Every record should be written out exactly, please.

'''

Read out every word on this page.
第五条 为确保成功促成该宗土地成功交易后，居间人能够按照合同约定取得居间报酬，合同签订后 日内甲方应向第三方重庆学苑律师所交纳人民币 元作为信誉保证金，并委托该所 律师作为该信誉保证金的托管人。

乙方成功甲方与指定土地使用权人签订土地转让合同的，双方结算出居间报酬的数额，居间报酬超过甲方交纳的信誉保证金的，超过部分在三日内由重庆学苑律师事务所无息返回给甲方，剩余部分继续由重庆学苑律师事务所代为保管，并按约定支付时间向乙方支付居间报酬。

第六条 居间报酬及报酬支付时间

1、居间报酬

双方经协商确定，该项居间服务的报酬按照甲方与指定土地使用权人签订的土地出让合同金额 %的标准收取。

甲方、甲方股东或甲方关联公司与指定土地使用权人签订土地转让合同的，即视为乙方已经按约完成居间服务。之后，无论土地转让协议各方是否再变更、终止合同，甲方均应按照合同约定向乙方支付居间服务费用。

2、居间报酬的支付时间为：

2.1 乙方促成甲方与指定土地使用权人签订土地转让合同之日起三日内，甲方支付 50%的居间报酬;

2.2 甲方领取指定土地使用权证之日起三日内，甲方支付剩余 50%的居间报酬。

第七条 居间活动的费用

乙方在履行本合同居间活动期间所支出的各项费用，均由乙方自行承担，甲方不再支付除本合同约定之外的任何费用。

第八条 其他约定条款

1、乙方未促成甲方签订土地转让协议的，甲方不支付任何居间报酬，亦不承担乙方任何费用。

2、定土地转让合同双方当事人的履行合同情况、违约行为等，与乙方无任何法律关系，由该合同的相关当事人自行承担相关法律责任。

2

'''

→ **Solution to the problem**
Read out every word on this page.
第五条 为确保成功促成该宗土地成功交易后，居间人能够按照合同约定取得居间报酬，合同签订后 日内甲方应向第三方重庆学苑律师所交纳人民币 元作为信誉保证金，并委托该所 律师作为该信誉保证金的托管人。

乙方成功甲方与指定土地使用权人签订土地转让合同的，双方结算出居间报酬的数额，居间报酬超过甲方交纳的信誉保证金的，超过部分在三日内由重庆学苑律师事务所无息返回给甲方，剩余部分继续由重庆学苑律师事务所代为保管，并按约定支付时间向乙方支付居间报酬。

第六条 居间报酬及报酬支付时间

1、居间报酬

双方经协商确定，该项居间服务的报酬按照甲方与指定土地使用权人签订的土地出让合同金额 %的标准收取。

甲方、甲方股东或甲方关联公司与指定土地使用权人签订土地转让合同的，即视为乙方已经按约完成居间服务。之后，无论土地转让协议各方是否再变更、终止合同，甲方均应按照合同约定向乙方支付居间服务费用。

2、居间报酬的支付时间为：

2.1 乙方促成甲方与指定土地使用权人签订土地转让合同之日起三日内，甲方支付 50%的居间报酬;

2.2 甲方领取指定土地使用权证之日起三日内，甲方支付剩余 50%的居间报酬。

第七条 居间活动的费用

乙方在履行本合同居间活动期间所支出的各项费用，均由乙方自行承担，甲方不再支付除本合同约定之外的任何费用。

第八条 其他约定条款

1、乙方未促成甲方签订土地转让协议的，甲方不支付任何居间报酬，亦不承担乙方任何费用。

2、定土地转让合同双方当事人的履行合同情况、违约行为等，与乙方无任何法律关系，由该合同的相关当事人自行承担相关法律责任。

2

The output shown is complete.